*Data to use*:
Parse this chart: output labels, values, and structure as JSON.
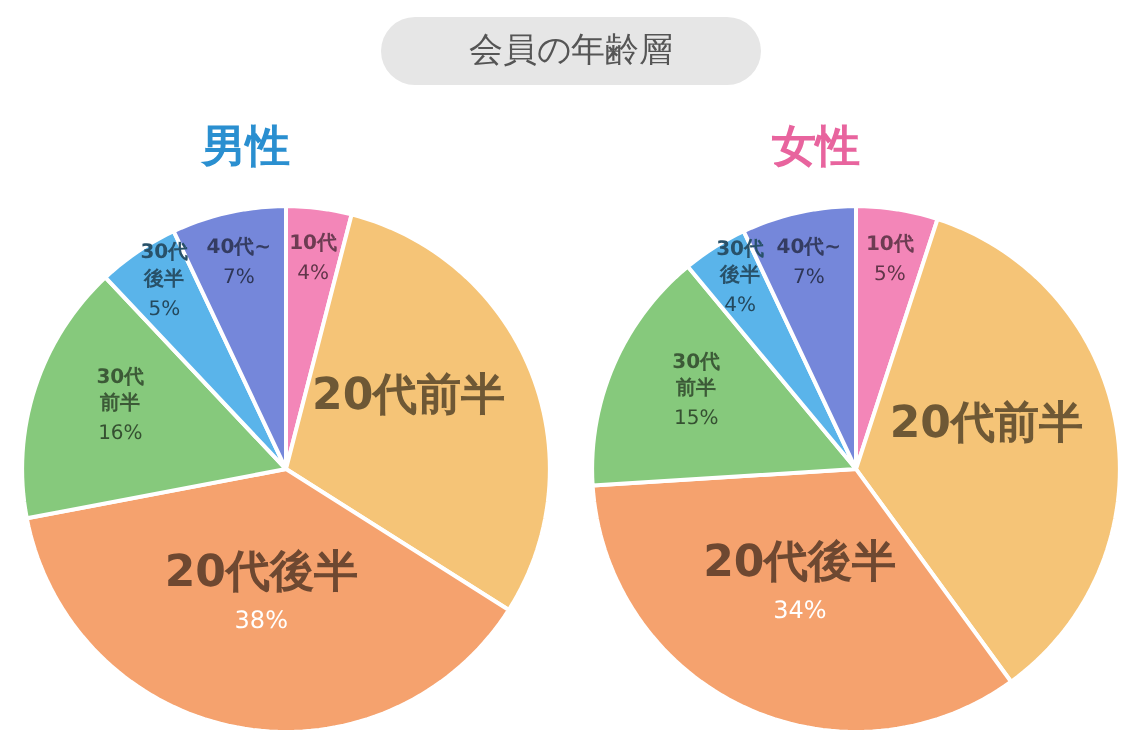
{
  "chart_data": [
    {
      "type": "other",
      "title": "会員の年齢層"
    },
    {
      "type": "pie",
      "title": "男性",
      "categories": [
        "10代",
        "20代前半",
        "20代後半",
        "30代前半",
        "30代後半",
        "40代~"
      ],
      "values": [
        4,
        30,
        38,
        16,
        5,
        7
      ],
      "value_labels": [
        "4%",
        null,
        "38%",
        "16%",
        "5%",
        "7%"
      ],
      "colors": [
        "#f386b8",
        "#f5c477",
        "#f5a26e",
        "#86c97c",
        "#5ab4ea",
        "#7587da"
      ]
    },
    {
      "type": "pie",
      "title": "女性",
      "categories": [
        "10代",
        "20代前半",
        "20代後半",
        "30代前半",
        "30代後半",
        "40代~"
      ],
      "values": [
        5,
        35,
        34,
        15,
        4,
        7
      ],
      "value_labels": [
        "5%",
        null,
        "34%",
        "15%",
        "4%",
        "7%"
      ],
      "colors": [
        "#f386b8",
        "#f5c477",
        "#f5a26e",
        "#86c97c",
        "#5ab4ea",
        "#7587da"
      ]
    }
  ]
}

*Problem*:
Without the pictures, repeat the listing above exactly.

*Reply*:
Parse this chart: output labels, values, and structure as JSON.
{
  "chart_data": [
    {
      "type": "other",
      "title": "会員の年齢層"
    },
    {
      "type": "pie",
      "title": "男性",
      "categories": [
        "10代",
        "20代前半",
        "20代後半",
        "30代前半",
        "30代後半",
        "40代~"
      ],
      "values": [
        4,
        30,
        38,
        16,
        5,
        7
      ],
      "value_labels": [
        "4%",
        null,
        "38%",
        "16%",
        "5%",
        "7%"
      ],
      "colors": [
        "#f386b8",
        "#f5c477",
        "#f5a26e",
        "#86c97c",
        "#5ab4ea",
        "#7587da"
      ]
    },
    {
      "type": "pie",
      "title": "女性",
      "categories": [
        "10代",
        "20代前半",
        "20代後半",
        "30代前半",
        "30代後半",
        "40代~"
      ],
      "values": [
        5,
        35,
        34,
        15,
        4,
        7
      ],
      "value_labels": [
        "5%",
        null,
        "34%",
        "15%",
        "4%",
        "7%"
      ],
      "colors": [
        "#f386b8",
        "#f5c477",
        "#f5a26e",
        "#86c97c",
        "#5ab4ea",
        "#7587da"
      ]
    }
  ]
}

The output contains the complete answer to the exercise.